Textauszug.
————

Als Folge ist in Artikel 5 Nummer 3 in § 50 Absatz 3 Satz 1 die Angabe " § 155a Absatz 4 Satz 1" durch die Angabe " § 155a Absatz 3 Satz 1" und in Nummer 8 Buchstabe b in § 87c Absatz 6 Satz 2 die Angabe " § 155a Absatz 3 Satz 2 und Absatz 5 Satz 2" durch die Angabe " § 155a Absatz 4 Satz 2" zu ersetzen.
5. Zu Artikel 2 Nummer 2 ( § 155a Absatz 3 FamFG)
Für den Fall, dass das vereinfachte Verfahren in § 155a Absatz 3 FamFG-E im weiteren Verlauf des Gesetzgebungsverfahrens beibehalten wird, bittet der Bundesrat, die Einfügung einer Regelung in die Vorschrift zu prüfen, die dem Familiengericht im Fall der Beschwerde gegen eine Endentscheidung im Verfahren gemäß § 155a Absatz 3 FamFG-E in Ausnahme zu § 68 Absatz 1 Satz 2 FamFG eine Abhilfeprüfung ermöglicht.
Begründung:
Gemäß § 68 Absatz 1 Satz 2 FamFG ist im Fall der Beschwerde gegen eine Endentscheidung in einer Familiensache eine Abhilfeprüfung des Ausgangsgerichts nicht vorgesehen. Wird eine solche Entscheidung angefochten, die im vereinfachten Verfahren gemäß § 155a Absatz 3 FamFG-E und unter Zugrundelegung der Vermutung nach § 1626a Absatz 2 Satz 2 BGB-E erlassen worden ist, hätte dies zur Folge, dass eine erste echte Sachprüfung erst beim Oberlandesgericht stattfindet. Es erscheint aber nicht sachgerecht, die Tatsachenermittlung in Abweichung von dem Verfahren in anderen Kindschaftssachen nahezu vollständig in die zweite Instanz zu verlagern. Zudem ist aufgrund der längeren Terminstände bei den Oberlandesgerichten zu befürchten, dass sich dadurch in einer Vielzahl der Fälle das Verfahren erheblich verlängern wird, insbesondere wenn eine gültige Einigung der Eltern noch in der ersten Instanz erreicht werden könnte.

————

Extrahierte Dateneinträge
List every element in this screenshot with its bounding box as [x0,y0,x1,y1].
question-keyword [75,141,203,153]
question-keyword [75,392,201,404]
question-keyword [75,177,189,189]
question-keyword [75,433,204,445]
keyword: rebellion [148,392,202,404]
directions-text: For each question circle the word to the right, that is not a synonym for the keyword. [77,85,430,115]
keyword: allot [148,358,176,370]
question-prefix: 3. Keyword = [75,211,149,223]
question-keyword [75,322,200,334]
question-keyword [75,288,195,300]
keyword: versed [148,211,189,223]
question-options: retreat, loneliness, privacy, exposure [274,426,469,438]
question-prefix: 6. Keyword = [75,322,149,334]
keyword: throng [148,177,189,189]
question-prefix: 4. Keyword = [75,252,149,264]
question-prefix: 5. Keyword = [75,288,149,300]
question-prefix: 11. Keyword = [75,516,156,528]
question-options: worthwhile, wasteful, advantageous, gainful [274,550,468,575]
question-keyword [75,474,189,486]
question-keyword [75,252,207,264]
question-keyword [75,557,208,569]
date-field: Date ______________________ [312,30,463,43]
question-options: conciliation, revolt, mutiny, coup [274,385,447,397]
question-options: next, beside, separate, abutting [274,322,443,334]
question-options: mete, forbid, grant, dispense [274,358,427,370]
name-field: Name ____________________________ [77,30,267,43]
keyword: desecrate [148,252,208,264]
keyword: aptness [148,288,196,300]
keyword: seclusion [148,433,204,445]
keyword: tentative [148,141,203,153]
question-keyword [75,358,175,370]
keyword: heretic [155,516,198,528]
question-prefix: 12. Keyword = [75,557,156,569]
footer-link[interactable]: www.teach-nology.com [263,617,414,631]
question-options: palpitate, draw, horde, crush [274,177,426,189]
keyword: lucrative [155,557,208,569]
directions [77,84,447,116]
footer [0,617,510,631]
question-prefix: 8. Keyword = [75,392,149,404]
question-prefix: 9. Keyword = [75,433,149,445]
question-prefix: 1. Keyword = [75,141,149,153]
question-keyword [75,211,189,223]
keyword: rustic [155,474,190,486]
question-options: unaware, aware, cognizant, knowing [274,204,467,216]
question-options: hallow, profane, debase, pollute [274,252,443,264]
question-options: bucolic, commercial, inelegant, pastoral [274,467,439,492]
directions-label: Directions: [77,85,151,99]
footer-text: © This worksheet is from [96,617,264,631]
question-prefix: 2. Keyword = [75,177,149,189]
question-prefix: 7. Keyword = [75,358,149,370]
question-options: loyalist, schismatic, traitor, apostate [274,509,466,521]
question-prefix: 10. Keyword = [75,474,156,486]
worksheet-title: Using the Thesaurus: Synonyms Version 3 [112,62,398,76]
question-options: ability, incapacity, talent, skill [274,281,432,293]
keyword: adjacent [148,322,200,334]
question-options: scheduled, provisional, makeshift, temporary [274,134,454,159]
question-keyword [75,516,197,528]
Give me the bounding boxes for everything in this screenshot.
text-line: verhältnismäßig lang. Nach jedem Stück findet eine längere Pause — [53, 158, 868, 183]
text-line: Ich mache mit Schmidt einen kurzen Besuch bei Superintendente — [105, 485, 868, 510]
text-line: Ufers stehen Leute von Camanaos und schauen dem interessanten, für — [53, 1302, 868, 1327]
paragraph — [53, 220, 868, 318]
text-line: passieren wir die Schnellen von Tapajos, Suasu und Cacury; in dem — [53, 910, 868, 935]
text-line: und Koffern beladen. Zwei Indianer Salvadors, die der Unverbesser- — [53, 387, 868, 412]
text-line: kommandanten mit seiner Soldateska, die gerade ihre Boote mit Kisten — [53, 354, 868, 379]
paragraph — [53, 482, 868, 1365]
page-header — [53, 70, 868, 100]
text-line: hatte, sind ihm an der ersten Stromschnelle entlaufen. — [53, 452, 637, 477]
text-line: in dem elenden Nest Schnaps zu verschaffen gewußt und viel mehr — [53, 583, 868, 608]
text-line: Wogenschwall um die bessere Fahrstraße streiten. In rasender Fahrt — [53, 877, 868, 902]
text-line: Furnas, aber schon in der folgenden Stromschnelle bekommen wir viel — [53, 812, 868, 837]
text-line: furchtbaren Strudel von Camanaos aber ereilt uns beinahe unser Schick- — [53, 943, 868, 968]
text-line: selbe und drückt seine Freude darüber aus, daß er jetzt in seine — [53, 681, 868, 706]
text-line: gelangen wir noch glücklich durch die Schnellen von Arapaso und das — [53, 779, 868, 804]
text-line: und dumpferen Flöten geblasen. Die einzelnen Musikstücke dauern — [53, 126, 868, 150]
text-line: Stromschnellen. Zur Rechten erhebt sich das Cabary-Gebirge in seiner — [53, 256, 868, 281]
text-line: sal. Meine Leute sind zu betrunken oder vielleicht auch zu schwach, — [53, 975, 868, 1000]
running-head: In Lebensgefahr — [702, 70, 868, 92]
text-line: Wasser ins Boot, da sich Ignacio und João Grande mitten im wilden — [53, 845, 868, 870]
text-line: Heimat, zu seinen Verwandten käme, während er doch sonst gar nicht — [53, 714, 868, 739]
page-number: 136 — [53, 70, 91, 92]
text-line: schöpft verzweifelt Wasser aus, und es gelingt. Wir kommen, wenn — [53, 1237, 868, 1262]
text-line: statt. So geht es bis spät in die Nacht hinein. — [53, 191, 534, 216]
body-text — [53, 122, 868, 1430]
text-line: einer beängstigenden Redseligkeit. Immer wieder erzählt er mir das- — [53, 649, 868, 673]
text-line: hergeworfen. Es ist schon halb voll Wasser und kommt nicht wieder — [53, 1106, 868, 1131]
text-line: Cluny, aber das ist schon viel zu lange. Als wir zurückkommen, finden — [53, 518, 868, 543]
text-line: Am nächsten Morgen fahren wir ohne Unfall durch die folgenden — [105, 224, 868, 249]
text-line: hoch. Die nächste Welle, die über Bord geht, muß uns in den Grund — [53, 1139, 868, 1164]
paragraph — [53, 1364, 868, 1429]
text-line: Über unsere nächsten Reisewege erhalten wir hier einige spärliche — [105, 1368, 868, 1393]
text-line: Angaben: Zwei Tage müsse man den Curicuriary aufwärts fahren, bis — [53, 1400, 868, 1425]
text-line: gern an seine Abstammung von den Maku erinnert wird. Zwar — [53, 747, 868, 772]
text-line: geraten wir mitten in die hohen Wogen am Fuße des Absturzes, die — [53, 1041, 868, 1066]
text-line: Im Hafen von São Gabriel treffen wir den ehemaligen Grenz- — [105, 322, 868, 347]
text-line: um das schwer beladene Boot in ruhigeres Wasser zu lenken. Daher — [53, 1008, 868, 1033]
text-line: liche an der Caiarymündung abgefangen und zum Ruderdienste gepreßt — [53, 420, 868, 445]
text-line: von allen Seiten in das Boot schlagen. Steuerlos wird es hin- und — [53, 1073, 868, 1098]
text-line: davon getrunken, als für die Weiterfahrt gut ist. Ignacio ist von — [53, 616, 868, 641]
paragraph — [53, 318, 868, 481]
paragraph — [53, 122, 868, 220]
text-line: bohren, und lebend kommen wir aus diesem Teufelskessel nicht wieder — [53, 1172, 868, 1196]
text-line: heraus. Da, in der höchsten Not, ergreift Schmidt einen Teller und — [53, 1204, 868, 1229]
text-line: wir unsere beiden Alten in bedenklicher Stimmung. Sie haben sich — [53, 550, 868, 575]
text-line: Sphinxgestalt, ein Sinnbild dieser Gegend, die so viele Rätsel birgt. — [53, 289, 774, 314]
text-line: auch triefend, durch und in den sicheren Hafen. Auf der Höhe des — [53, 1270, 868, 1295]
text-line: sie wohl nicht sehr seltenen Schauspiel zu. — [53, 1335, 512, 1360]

————

Aufgabe. Nimm den Textauszug zum vereinfachten Verfahren nach § 155a FamFG nach seinem letzten Satz wieder auf und schreib ihn weiter.

Lösung.
6. Zum Gesetzentwurf allgemein
Der Bundesrat stellt fest:
Um nicht miteinander verheirateten Eltern die Möglichkeit zu geben, über die Ausgestaltung des Sorgerechts für ihr Kind eine verantwortliche und dauerhaft tragfähige Entscheidung zu treffen, müssen diese über ihre Optionen und deren Folgen eingehend belehrt und bei Bedarf ergebnisoffen beraten werden. Das Gutachten des Deutschen Jugendinstituts, das das Bundesministerium der Justiz zur bisherigen Sorgerechtsregelung in Auftrag gegeben hatte, zeigt auf, dass diese Voraussetzungen in der Praxis bisher nicht immer gegeben sind, was sich oft zu Lasten der Väter auswirkt. Insbesondere Väter geben an, über die rechtlichen Möglichkeiten nur unzureichend informiert zu sein. Dieses Problem wird dadurch verstärkt, dass dem Personal des Jugendamtes - so das Gutachten - eine neutrale Beratung und Belehrung über die mögliche Ausgestaltung des Sorgerechts zum Teil schwerfällt, da es in seiner täglichen Praxis vorwiegend Mütter unterstützt und berät und Fälle des gemeinsamen Sorgerechts eher als konfliktträchtig erlebt.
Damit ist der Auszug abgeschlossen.